**Trabajo a realizar:**
• A. Según el texto sobre la injusticia epistémica, ¿quién describió este fenómeno y en qué año?
• B. Reproduce tal cual, por favor, todo lo que va en el texto sobre la injusticia epistémica desde "La injusticia epistémica" hasta "con dolor crónico.".

A veces tiene suerte y la enésima prueba revela la causa del dolor. Pero otras muchas no es tan afortunado. Sufre, pues, injusticia epistémica, un fenómeno descrito por Miranda Fricker en el 2007 y que, diez años más tarde, se aplicó al ámbito sanitario en un artículo de la revista Bioethical Inquiry (Buchman, Ho y Goldberg).
La injusticia epistémica consiste en no otorgar a los relatos de ciertas personas la credibilidad que merecen. Se trata, pues, de un fenómeno en la intersección entre la ética, que estudia lo bueno y lo justo, y la epistemología, que estudia qué condiciones debe cumplir una experiencia para que sea considerada una fuente de conocimiento fiable: a las personas que sufren injusticia epistémica no se las toma en serio, no se hace el caso que convendría a lo que explican. Las causas pueden ser múltiples. Por ejemplo, que pertenezcan a un colectivo menospreciado en su contexto o bien que lo que expliquen choque con el marco epistemológico predominante del momento. Es sobre todo esta segunda razón la que explica que se dude de la realidad de los pacientes con dolor crónico.
En Occidente, progresivamente fue extendiéndose la idea de que cualquier patología forzosamente debía tener una causa identificable. Foucault, en su influyente Historia de la clínica (1963), trazaba una genealogía de esta idea, en la que habían tenido un papel destacado, entre otros, el tratado de anatomía De humani corporis fabrica (1543) de Andreas Vesalius, que presentaba el cuerpo como "mecanismo", la Sexta meditación de Descartes (1641), donde el filósofo francés sugería que la persona enferma es comparable a un reloj roto, y la visión del cuerpo que se difundió a partir del médico francés Bichat (1771-1802) según la cual detrás de toda patología subyace una lesión en los tejidos que potencialmente debe poder observarse en el cuerpo.

**Datos proporcionados:**

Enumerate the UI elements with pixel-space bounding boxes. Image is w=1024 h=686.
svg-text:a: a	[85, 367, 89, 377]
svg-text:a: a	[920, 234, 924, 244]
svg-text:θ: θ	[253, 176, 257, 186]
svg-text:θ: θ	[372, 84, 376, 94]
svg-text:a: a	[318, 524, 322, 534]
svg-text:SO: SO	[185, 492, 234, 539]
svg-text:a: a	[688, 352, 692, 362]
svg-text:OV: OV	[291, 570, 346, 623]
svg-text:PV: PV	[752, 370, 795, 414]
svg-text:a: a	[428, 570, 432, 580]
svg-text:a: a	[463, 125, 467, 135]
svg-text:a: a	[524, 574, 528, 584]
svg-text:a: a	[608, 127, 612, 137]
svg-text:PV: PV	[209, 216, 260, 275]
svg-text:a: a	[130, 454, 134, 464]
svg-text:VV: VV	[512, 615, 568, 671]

**Soluciones:**
• A. Miranda Fricker, en 2007.

• B.
La injusticia epistémica consiste en no otorgar a los relatos de ciertas personas la credibilidad que merecen. Se trata, pues, de un fenómeno en la intersección entre la ética, que estudia lo bueno y lo justo, y la epistemología, que estudia qué condiciones debe cumplir una experiencia para que sea considerada una fuente de conocimiento fiable: a las personas que sufren injusticia epistémica no se las toma en serio, no se hace el caso que convendría a lo que explican. Las causas pueden ser múltiples. Por ejemplo, que pertenezcan a un colectivo menospreciado en su contexto o bien que lo que expliquen choque con el marco epistemológico predominante del momento. Es sobre todo esta segunda razón la que explica que se dude de la realidad de los pacientes con dolor crónico.